What to do:
Which lines in the records below contain the word "οἶκον"? Copy each one out.

Dataset items:
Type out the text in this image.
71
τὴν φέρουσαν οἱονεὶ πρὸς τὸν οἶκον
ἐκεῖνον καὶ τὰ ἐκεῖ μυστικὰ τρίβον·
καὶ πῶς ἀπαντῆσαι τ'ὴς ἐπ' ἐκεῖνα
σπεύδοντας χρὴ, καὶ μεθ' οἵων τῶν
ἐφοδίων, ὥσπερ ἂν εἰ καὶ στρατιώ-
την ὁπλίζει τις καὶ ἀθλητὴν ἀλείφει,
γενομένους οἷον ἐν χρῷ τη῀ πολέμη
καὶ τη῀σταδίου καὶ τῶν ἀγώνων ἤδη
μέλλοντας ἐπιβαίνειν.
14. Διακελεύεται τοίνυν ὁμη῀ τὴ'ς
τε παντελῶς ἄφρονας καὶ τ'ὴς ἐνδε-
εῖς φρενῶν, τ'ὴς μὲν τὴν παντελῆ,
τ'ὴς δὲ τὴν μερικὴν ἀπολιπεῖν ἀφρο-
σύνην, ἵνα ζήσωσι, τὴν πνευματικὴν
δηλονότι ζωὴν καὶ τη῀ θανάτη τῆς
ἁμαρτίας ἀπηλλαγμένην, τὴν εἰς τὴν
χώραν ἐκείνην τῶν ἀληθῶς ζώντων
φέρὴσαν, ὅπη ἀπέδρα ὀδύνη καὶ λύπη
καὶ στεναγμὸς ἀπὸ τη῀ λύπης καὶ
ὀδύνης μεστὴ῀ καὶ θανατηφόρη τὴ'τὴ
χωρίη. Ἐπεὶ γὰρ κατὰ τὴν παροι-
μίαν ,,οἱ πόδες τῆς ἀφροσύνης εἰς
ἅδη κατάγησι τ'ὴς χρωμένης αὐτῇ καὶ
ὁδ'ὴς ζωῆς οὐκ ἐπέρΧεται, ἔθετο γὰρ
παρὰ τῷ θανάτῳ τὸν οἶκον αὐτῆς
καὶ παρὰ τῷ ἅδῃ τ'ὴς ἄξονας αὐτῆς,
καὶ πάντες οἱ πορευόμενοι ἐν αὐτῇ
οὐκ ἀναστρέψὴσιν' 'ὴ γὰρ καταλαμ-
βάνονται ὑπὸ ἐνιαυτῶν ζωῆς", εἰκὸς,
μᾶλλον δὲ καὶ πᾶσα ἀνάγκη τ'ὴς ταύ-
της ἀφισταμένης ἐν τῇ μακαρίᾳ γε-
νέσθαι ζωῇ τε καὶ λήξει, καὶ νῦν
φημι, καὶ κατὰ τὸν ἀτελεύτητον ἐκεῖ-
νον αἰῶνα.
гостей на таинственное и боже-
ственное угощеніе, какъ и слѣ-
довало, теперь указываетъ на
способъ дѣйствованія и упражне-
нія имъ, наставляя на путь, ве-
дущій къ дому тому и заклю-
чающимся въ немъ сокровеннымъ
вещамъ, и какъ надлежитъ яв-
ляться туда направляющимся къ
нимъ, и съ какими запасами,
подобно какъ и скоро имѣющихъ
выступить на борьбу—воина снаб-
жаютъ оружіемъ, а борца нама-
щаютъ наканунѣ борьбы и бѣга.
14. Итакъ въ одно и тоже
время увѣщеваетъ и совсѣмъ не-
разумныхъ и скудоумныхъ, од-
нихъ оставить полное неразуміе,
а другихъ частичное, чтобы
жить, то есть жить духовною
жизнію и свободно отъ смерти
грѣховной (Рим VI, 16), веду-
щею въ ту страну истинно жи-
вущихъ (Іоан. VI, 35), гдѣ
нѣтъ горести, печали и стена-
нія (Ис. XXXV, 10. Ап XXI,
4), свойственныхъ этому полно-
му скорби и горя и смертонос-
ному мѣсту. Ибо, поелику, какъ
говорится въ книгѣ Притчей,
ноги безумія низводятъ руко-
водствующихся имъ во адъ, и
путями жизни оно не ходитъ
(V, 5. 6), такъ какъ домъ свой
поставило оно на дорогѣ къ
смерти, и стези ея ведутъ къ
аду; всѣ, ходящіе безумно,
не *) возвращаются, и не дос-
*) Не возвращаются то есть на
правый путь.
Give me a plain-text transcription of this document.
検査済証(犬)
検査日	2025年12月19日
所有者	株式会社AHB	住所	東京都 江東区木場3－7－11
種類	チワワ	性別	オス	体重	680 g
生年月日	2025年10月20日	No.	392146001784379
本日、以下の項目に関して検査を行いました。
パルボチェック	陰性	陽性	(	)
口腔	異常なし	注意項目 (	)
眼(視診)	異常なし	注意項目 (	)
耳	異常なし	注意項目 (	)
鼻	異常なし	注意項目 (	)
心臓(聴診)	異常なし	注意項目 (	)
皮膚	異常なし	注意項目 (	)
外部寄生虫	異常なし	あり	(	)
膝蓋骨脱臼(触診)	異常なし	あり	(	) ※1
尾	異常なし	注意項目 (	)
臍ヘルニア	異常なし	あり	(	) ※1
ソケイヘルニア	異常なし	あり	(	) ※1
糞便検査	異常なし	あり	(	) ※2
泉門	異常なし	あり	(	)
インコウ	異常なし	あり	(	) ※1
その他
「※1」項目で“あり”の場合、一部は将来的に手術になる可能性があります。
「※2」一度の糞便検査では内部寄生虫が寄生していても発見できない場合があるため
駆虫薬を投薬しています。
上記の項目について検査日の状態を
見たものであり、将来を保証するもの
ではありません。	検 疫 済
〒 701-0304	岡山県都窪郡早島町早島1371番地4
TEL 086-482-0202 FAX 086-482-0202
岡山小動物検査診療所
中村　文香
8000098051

Correct result:
τὴν φέρουσαν οἱονεὶ πρὸς τὸν οἶκον
παρὰ τῷ θανάτῳ τὸν οἶκον αὐτῆς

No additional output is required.